**Work order:** What follows is a set of records; restate each one word for word and drop the pictures.

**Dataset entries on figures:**

——

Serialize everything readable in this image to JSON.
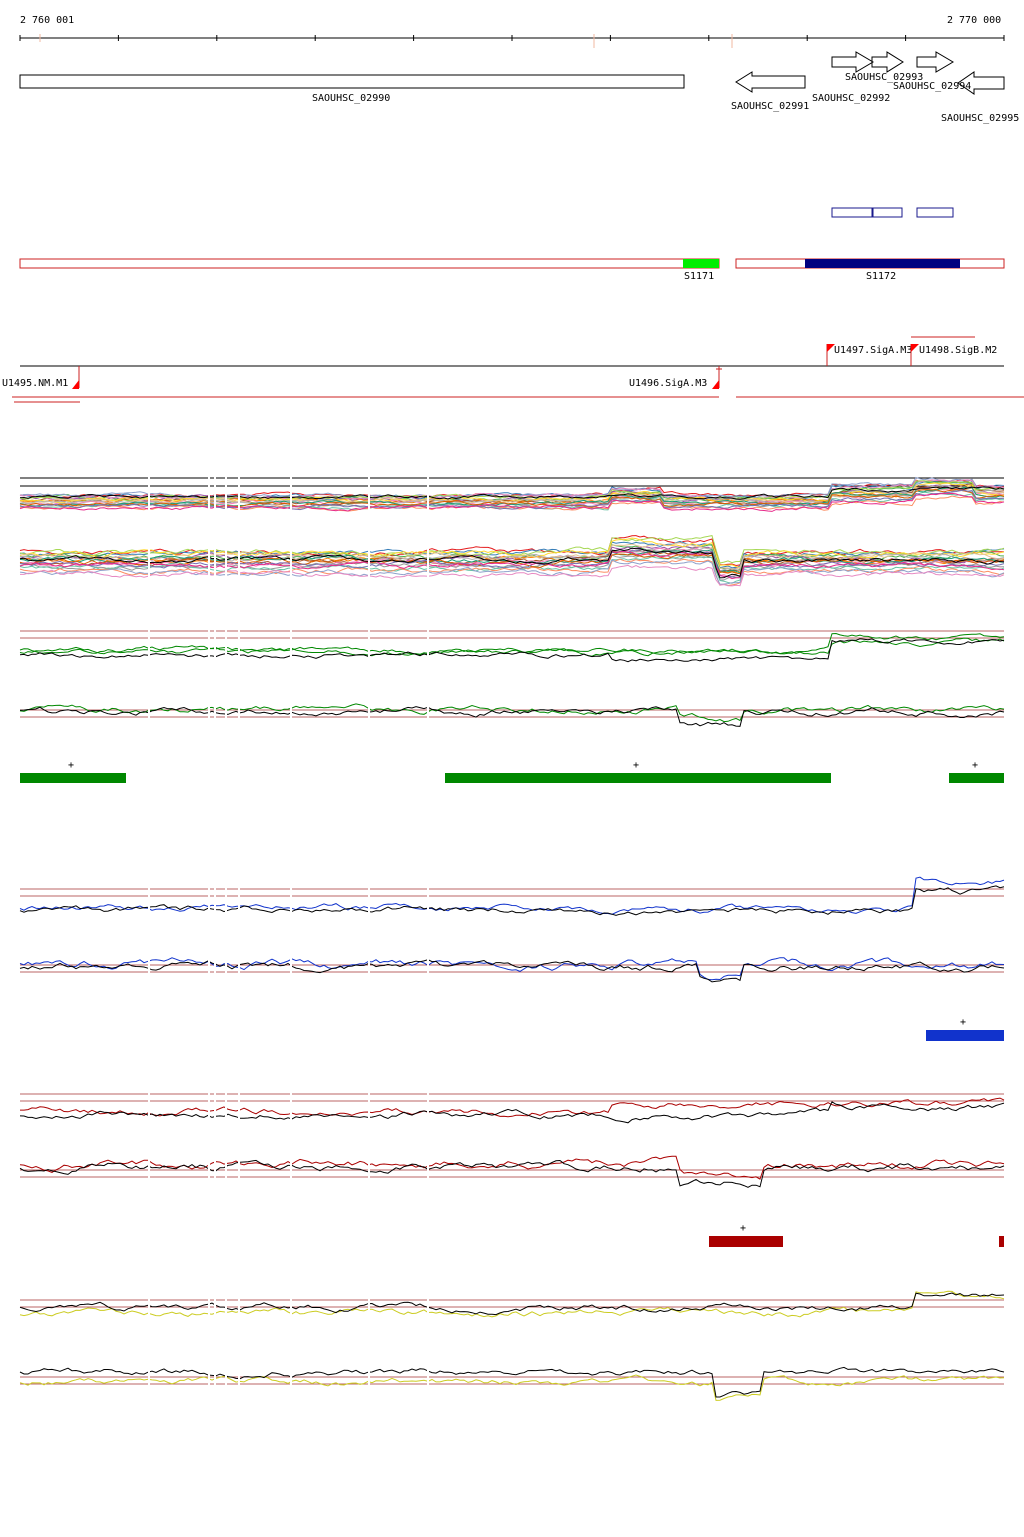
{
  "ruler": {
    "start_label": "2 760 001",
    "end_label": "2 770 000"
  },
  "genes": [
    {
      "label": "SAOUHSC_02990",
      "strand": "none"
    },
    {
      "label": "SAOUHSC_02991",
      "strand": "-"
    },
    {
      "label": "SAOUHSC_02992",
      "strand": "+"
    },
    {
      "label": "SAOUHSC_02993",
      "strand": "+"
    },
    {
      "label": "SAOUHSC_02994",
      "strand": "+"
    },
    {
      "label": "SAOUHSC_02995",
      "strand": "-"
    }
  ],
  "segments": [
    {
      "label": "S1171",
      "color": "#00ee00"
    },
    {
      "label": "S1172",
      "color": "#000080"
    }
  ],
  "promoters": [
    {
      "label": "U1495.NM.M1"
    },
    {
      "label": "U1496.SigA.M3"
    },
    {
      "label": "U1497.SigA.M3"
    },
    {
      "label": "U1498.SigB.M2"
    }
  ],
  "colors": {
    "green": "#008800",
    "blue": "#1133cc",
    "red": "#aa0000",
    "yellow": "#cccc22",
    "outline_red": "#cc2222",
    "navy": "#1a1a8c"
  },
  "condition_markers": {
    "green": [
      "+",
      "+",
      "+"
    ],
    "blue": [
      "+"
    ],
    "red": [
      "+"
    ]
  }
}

——

**Response to the exercise:**
Serialize everything readable in this image to JSON.
{
  "ruler": {
    "start_label": "2 760 001",
    "end_label": "2 770 000"
  },
  "genes": [
    {
      "label": "SAOUHSC_02990",
      "strand": "none"
    },
    {
      "label": "SAOUHSC_02991",
      "strand": "-"
    },
    {
      "label": "SAOUHSC_02992",
      "strand": "+"
    },
    {
      "label": "SAOUHSC_02993",
      "strand": "+"
    },
    {
      "label": "SAOUHSC_02994",
      "strand": "+"
    },
    {
      "label": "SAOUHSC_02995",
      "strand": "-"
    }
  ],
  "segments": [
    {
      "label": "S1171",
      "color": "#00ee00"
    },
    {
      "label": "S1172",
      "color": "#000080"
    }
  ],
  "promoters": [
    {
      "label": "U1495.NM.M1"
    },
    {
      "label": "U1496.SigA.M3"
    },
    {
      "label": "U1497.SigA.M3"
    },
    {
      "label": "U1498.SigB.M2"
    }
  ],
  "colors": {
    "green": "#008800",
    "blue": "#1133cc",
    "red": "#aa0000",
    "yellow": "#cccc22",
    "outline_red": "#cc2222",
    "navy": "#1a1a8c"
  },
  "condition_markers": {
    "green": [
      "+",
      "+",
      "+"
    ],
    "blue": [
      "+"
    ],
    "red": [
      "+"
    ]
  }
}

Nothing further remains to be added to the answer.